(Data entries for graphics)

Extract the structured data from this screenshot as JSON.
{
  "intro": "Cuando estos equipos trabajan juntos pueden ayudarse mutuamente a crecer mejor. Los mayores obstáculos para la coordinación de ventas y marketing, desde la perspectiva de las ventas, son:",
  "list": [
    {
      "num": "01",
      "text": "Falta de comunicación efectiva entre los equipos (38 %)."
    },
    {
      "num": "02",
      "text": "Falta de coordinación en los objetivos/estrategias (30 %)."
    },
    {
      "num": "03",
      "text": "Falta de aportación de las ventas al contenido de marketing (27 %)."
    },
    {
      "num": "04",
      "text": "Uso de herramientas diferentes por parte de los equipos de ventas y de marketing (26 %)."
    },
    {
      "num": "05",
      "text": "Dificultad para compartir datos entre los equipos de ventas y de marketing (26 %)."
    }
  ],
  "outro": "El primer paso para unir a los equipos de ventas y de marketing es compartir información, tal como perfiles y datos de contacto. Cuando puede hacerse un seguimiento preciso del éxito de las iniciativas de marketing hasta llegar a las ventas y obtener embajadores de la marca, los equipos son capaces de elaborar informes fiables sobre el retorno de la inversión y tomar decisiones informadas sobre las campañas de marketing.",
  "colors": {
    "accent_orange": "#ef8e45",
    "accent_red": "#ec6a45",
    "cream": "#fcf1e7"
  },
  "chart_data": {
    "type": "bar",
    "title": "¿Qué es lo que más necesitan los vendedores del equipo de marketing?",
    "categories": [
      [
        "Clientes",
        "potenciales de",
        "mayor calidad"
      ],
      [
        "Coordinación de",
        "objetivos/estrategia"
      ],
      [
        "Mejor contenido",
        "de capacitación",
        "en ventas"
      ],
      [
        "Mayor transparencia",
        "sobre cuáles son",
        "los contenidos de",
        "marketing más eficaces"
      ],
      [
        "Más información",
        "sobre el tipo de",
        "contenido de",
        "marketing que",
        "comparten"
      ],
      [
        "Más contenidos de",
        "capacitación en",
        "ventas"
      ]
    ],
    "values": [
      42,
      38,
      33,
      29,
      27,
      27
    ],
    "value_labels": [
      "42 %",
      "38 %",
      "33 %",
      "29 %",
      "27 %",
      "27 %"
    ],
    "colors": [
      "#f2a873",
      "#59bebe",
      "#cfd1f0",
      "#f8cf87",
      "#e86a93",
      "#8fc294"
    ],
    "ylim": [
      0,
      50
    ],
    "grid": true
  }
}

What is asked: Copy out the full listing exactly.

Solution to this task:
Extract the structured data from this screenshot as JSON.
{
  "intro": "Cuando estos equipos trabajan juntos pueden ayudarse mutuamente a crecer mejor. Los mayores obstáculos para la coordinación de ventas y marketing, desde la perspectiva de las ventas, son:",
  "list": [
    {
      "num": "01",
      "text": "Falta de comunicación efectiva entre los equipos (38 %)."
    },
    {
      "num": "02",
      "text": "Falta de coordinación en los objetivos/estrategias (30 %)."
    },
    {
      "num": "03",
      "text": "Falta de aportación de las ventas al contenido de marketing (27 %)."
    },
    {
      "num": "04",
      "text": "Uso de herramientas diferentes por parte de los equipos de ventas y de marketing (26 %)."
    },
    {
      "num": "05",
      "text": "Dificultad para compartir datos entre los equipos de ventas y de marketing (26 %)."
    }
  ],
  "outro": "El primer paso para unir a los equipos de ventas y de marketing es compartir información, tal como perfiles y datos de contacto. Cuando puede hacerse un seguimiento preciso del éxito de las iniciativas de marketing hasta llegar a las ventas y obtener embajadores de la marca, los equipos son capaces de elaborar informes fiables sobre el retorno de la inversión y tomar decisiones informadas sobre las campañas de marketing.",
  "colors": {
    "accent_orange": "#ef8e45",
    "accent_red": "#ec6a45",
    "cream": "#fcf1e7"
  },
  "chart_data": {
    "type": "bar",
    "title": "¿Qué es lo que más necesitan los vendedores del equipo de marketing?",
    "categories": [
      [
        "Clientes",
        "potenciales de",
        "mayor calidad"
      ],
      [
        "Coordinación de",
        "objetivos/estrategia"
      ],
      [
        "Mejor contenido",
        "de capacitación",
        "en ventas"
      ],
      [
        "Mayor transparencia",
        "sobre cuáles son",
        "los contenidos de",
        "marketing más eficaces"
      ],
      [
        "Más información",
        "sobre el tipo de",
        "contenido de",
        "marketing que",
        "comparten"
      ],
      [
        "Más contenidos de",
        "capacitación en",
        "ventas"
      ]
    ],
    "values": [
      42,
      38,
      33,
      29,
      27,
      27
    ],
    "value_labels": [
      "42 %",
      "38 %",
      "33 %",
      "29 %",
      "27 %",
      "27 %"
    ],
    "colors": [
      "#f2a873",
      "#59bebe",
      "#cfd1f0",
      "#f8cf87",
      "#e86a93",
      "#8fc294"
    ],
    "ylim": [
      0,
      50
    ],
    "grid": true
  }
}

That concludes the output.